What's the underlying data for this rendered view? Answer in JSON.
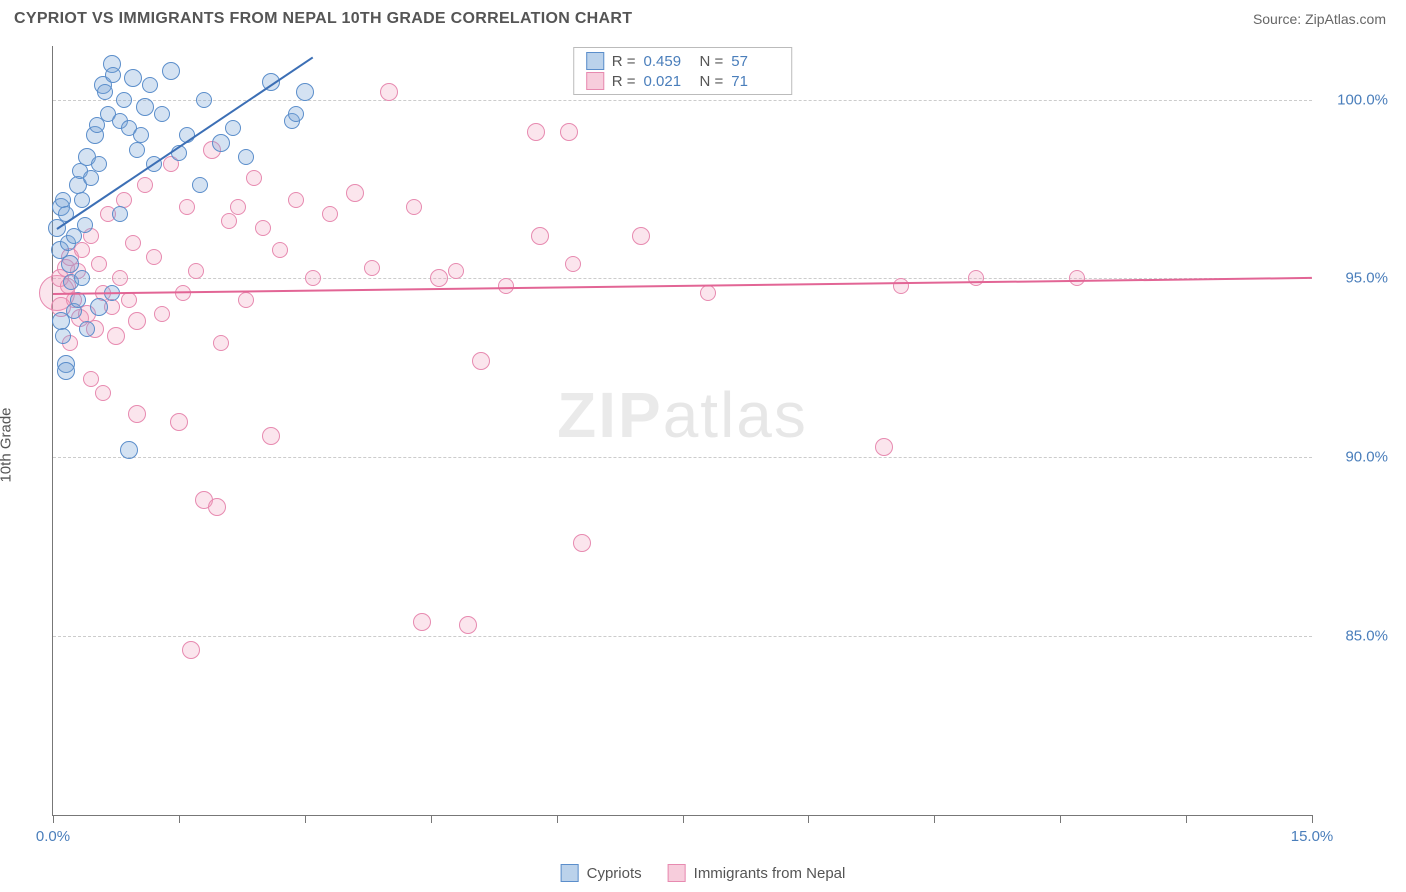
{
  "header": {
    "title": "CYPRIOT VS IMMIGRANTS FROM NEPAL 10TH GRADE CORRELATION CHART",
    "source": "Source: ZipAtlas.com"
  },
  "axes": {
    "y_label": "10th Grade",
    "x_min": 0.0,
    "x_max": 15.0,
    "y_min": 80.0,
    "y_max": 101.5,
    "y_ticks": [
      {
        "v": 85.0,
        "label": "85.0%"
      },
      {
        "v": 90.0,
        "label": "90.0%"
      },
      {
        "v": 95.0,
        "label": "95.0%"
      },
      {
        "v": 100.0,
        "label": "100.0%"
      }
    ],
    "x_ticks": [
      0.0,
      1.5,
      3.0,
      4.5,
      6.0,
      7.5,
      9.0,
      10.5,
      12.0,
      13.5,
      15.0
    ],
    "x_labels": [
      {
        "v": 0.0,
        "label": "0.0%"
      },
      {
        "v": 15.0,
        "label": "15.0%"
      }
    ],
    "grid_color": "#cccccc",
    "tick_label_color": "#4a7ebb",
    "axis_label_color": "#555555"
  },
  "watermark": "ZIPatlas",
  "stats": {
    "r_label": "R =",
    "n_label": "N =",
    "rows": [
      {
        "series": "blue",
        "r": "0.459",
        "n": "57"
      },
      {
        "series": "pink",
        "r": "0.021",
        "n": "71"
      }
    ]
  },
  "legend": {
    "items": [
      {
        "series": "blue",
        "label": "Cypriots"
      },
      {
        "series": "pink",
        "label": "Immigrants from Nepal"
      }
    ]
  },
  "series": {
    "blue": {
      "color_fill": "rgba(120,165,216,0.32)",
      "color_stroke": "#5b8ecb",
      "trend_color": "#3c6fb5",
      "trend": {
        "x1": 0.05,
        "y1": 96.4,
        "x2": 3.1,
        "y2": 101.2
      },
      "points": [
        {
          "x": 0.05,
          "y": 96.4,
          "r": 9
        },
        {
          "x": 0.1,
          "y": 97.0,
          "r": 9
        },
        {
          "x": 0.12,
          "y": 97.2,
          "r": 8
        },
        {
          "x": 0.08,
          "y": 95.8,
          "r": 9
        },
        {
          "x": 0.15,
          "y": 96.8,
          "r": 8
        },
        {
          "x": 0.18,
          "y": 96.0,
          "r": 8
        },
        {
          "x": 0.2,
          "y": 95.4,
          "r": 9
        },
        {
          "x": 0.22,
          "y": 94.9,
          "r": 8
        },
        {
          "x": 0.25,
          "y": 96.2,
          "r": 8
        },
        {
          "x": 0.3,
          "y": 97.6,
          "r": 9
        },
        {
          "x": 0.32,
          "y": 98.0,
          "r": 8
        },
        {
          "x": 0.35,
          "y": 97.2,
          "r": 8
        },
        {
          "x": 0.38,
          "y": 96.5,
          "r": 8
        },
        {
          "x": 0.4,
          "y": 98.4,
          "r": 9
        },
        {
          "x": 0.45,
          "y": 97.8,
          "r": 8
        },
        {
          "x": 0.5,
          "y": 99.0,
          "r": 9
        },
        {
          "x": 0.52,
          "y": 99.3,
          "r": 8
        },
        {
          "x": 0.55,
          "y": 98.2,
          "r": 8
        },
        {
          "x": 0.6,
          "y": 100.4,
          "r": 9
        },
        {
          "x": 0.62,
          "y": 100.2,
          "r": 8
        },
        {
          "x": 0.65,
          "y": 99.6,
          "r": 8
        },
        {
          "x": 0.7,
          "y": 101.0,
          "r": 9
        },
        {
          "x": 0.72,
          "y": 100.7,
          "r": 8
        },
        {
          "x": 0.8,
          "y": 99.4,
          "r": 8
        },
        {
          "x": 0.85,
          "y": 100.0,
          "r": 8
        },
        {
          "x": 0.9,
          "y": 99.2,
          "r": 8
        },
        {
          "x": 0.95,
          "y": 100.6,
          "r": 9
        },
        {
          "x": 1.0,
          "y": 98.6,
          "r": 8
        },
        {
          "x": 1.05,
          "y": 99.0,
          "r": 8
        },
        {
          "x": 1.1,
          "y": 99.8,
          "r": 9
        },
        {
          "x": 1.15,
          "y": 100.4,
          "r": 8
        },
        {
          "x": 1.2,
          "y": 98.2,
          "r": 8
        },
        {
          "x": 1.3,
          "y": 99.6,
          "r": 8
        },
        {
          "x": 1.4,
          "y": 100.8,
          "r": 9
        },
        {
          "x": 1.5,
          "y": 98.5,
          "r": 8
        },
        {
          "x": 1.6,
          "y": 99.0,
          "r": 8
        },
        {
          "x": 1.75,
          "y": 97.6,
          "r": 8
        },
        {
          "x": 1.8,
          "y": 100.0,
          "r": 8
        },
        {
          "x": 2.0,
          "y": 98.8,
          "r": 9
        },
        {
          "x": 2.15,
          "y": 99.2,
          "r": 8
        },
        {
          "x": 2.3,
          "y": 98.4,
          "r": 8
        },
        {
          "x": 2.6,
          "y": 100.5,
          "r": 9
        },
        {
          "x": 2.85,
          "y": 99.4,
          "r": 8
        },
        {
          "x": 2.9,
          "y": 99.6,
          "r": 8
        },
        {
          "x": 3.0,
          "y": 100.2,
          "r": 9
        },
        {
          "x": 0.1,
          "y": 93.8,
          "r": 9
        },
        {
          "x": 0.12,
          "y": 93.4,
          "r": 8
        },
        {
          "x": 0.15,
          "y": 92.6,
          "r": 9
        },
        {
          "x": 0.15,
          "y": 92.4,
          "r": 9
        },
        {
          "x": 0.25,
          "y": 94.1,
          "r": 8
        },
        {
          "x": 0.3,
          "y": 94.4,
          "r": 8
        },
        {
          "x": 0.35,
          "y": 95.0,
          "r": 8
        },
        {
          "x": 0.55,
          "y": 94.2,
          "r": 9
        },
        {
          "x": 0.8,
          "y": 96.8,
          "r": 8
        },
        {
          "x": 0.7,
          "y": 94.6,
          "r": 8
        },
        {
          "x": 0.9,
          "y": 90.2,
          "r": 9
        },
        {
          "x": 0.4,
          "y": 93.6,
          "r": 8
        }
      ]
    },
    "pink": {
      "color_fill": "rgba(240,155,185,0.26)",
      "color_stroke": "#e78ab0",
      "trend_color": "#e26595",
      "trend": {
        "x1": 0.0,
        "y1": 94.6,
        "x2": 15.0,
        "y2": 95.05
      },
      "points": [
        {
          "x": 0.05,
          "y": 94.6,
          "r": 18
        },
        {
          "x": 0.08,
          "y": 95.0,
          "r": 9
        },
        {
          "x": 0.1,
          "y": 94.2,
          "r": 10
        },
        {
          "x": 0.15,
          "y": 95.3,
          "r": 9
        },
        {
          "x": 0.18,
          "y": 94.8,
          "r": 8
        },
        {
          "x": 0.2,
          "y": 95.6,
          "r": 9
        },
        {
          "x": 0.25,
          "y": 94.4,
          "r": 8
        },
        {
          "x": 0.3,
          "y": 95.2,
          "r": 8
        },
        {
          "x": 0.32,
          "y": 93.9,
          "r": 9
        },
        {
          "x": 0.35,
          "y": 95.8,
          "r": 8
        },
        {
          "x": 0.4,
          "y": 94.0,
          "r": 9
        },
        {
          "x": 0.45,
          "y": 96.2,
          "r": 8
        },
        {
          "x": 0.5,
          "y": 93.6,
          "r": 9
        },
        {
          "x": 0.55,
          "y": 95.4,
          "r": 8
        },
        {
          "x": 0.6,
          "y": 94.6,
          "r": 8
        },
        {
          "x": 0.65,
          "y": 96.8,
          "r": 8
        },
        {
          "x": 0.7,
          "y": 94.2,
          "r": 8
        },
        {
          "x": 0.75,
          "y": 93.4,
          "r": 9
        },
        {
          "x": 0.8,
          "y": 95.0,
          "r": 8
        },
        {
          "x": 0.85,
          "y": 97.2,
          "r": 8
        },
        {
          "x": 0.9,
          "y": 94.4,
          "r": 8
        },
        {
          "x": 0.95,
          "y": 96.0,
          "r": 8
        },
        {
          "x": 1.0,
          "y": 93.8,
          "r": 9
        },
        {
          "x": 1.1,
          "y": 97.6,
          "r": 8
        },
        {
          "x": 1.2,
          "y": 95.6,
          "r": 8
        },
        {
          "x": 1.3,
          "y": 94.0,
          "r": 8
        },
        {
          "x": 1.4,
          "y": 98.2,
          "r": 8
        },
        {
          "x": 1.5,
          "y": 91.0,
          "r": 9
        },
        {
          "x": 1.55,
          "y": 94.6,
          "r": 8
        },
        {
          "x": 1.6,
          "y": 97.0,
          "r": 8
        },
        {
          "x": 1.65,
          "y": 84.6,
          "r": 9
        },
        {
          "x": 1.7,
          "y": 95.2,
          "r": 8
        },
        {
          "x": 1.8,
          "y": 88.8,
          "r": 9
        },
        {
          "x": 1.9,
          "y": 98.6,
          "r": 9
        },
        {
          "x": 1.95,
          "y": 88.6,
          "r": 9
        },
        {
          "x": 2.0,
          "y": 93.2,
          "r": 8
        },
        {
          "x": 2.1,
          "y": 96.6,
          "r": 8
        },
        {
          "x": 2.2,
          "y": 97.0,
          "r": 8
        },
        {
          "x": 2.3,
          "y": 94.4,
          "r": 8
        },
        {
          "x": 2.4,
          "y": 97.8,
          "r": 8
        },
        {
          "x": 2.5,
          "y": 96.4,
          "r": 8
        },
        {
          "x": 2.6,
          "y": 90.6,
          "r": 9
        },
        {
          "x": 2.7,
          "y": 95.8,
          "r": 8
        },
        {
          "x": 2.9,
          "y": 97.2,
          "r": 8
        },
        {
          "x": 3.1,
          "y": 95.0,
          "r": 8
        },
        {
          "x": 3.3,
          "y": 96.8,
          "r": 8
        },
        {
          "x": 3.6,
          "y": 97.4,
          "r": 9
        },
        {
          "x": 3.8,
          "y": 95.3,
          "r": 8
        },
        {
          "x": 4.0,
          "y": 100.2,
          "r": 9
        },
        {
          "x": 4.3,
          "y": 97.0,
          "r": 8
        },
        {
          "x": 4.4,
          "y": 85.4,
          "r": 9
        },
        {
          "x": 4.6,
          "y": 95.0,
          "r": 9
        },
        {
          "x": 4.8,
          "y": 95.2,
          "r": 8
        },
        {
          "x": 4.95,
          "y": 85.3,
          "r": 9
        },
        {
          "x": 5.1,
          "y": 92.7,
          "r": 9
        },
        {
          "x": 5.4,
          "y": 94.8,
          "r": 8
        },
        {
          "x": 5.75,
          "y": 99.1,
          "r": 9
        },
        {
          "x": 5.8,
          "y": 96.2,
          "r": 9
        },
        {
          "x": 6.15,
          "y": 99.1,
          "r": 9
        },
        {
          "x": 6.2,
          "y": 95.4,
          "r": 8
        },
        {
          "x": 6.3,
          "y": 87.6,
          "r": 9
        },
        {
          "x": 7.0,
          "y": 96.2,
          "r": 9
        },
        {
          "x": 7.8,
          "y": 94.6,
          "r": 8
        },
        {
          "x": 9.9,
          "y": 90.3,
          "r": 9
        },
        {
          "x": 10.1,
          "y": 94.8,
          "r": 8
        },
        {
          "x": 11.0,
          "y": 95.0,
          "r": 8
        },
        {
          "x": 12.2,
          "y": 95.0,
          "r": 8
        },
        {
          "x": 1.0,
          "y": 91.2,
          "r": 9
        },
        {
          "x": 0.6,
          "y": 91.8,
          "r": 8
        },
        {
          "x": 0.45,
          "y": 92.2,
          "r": 8
        },
        {
          "x": 0.2,
          "y": 93.2,
          "r": 8
        }
      ]
    }
  }
}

##############################

TASK BRIEF
Search the preceding listing for the word "rgba" and pull out every line that holds it.

REPLY
      "color_fill": "rgba(120,165,216,0.32)",
      "color_fill": "rgba(240,155,185,0.26)",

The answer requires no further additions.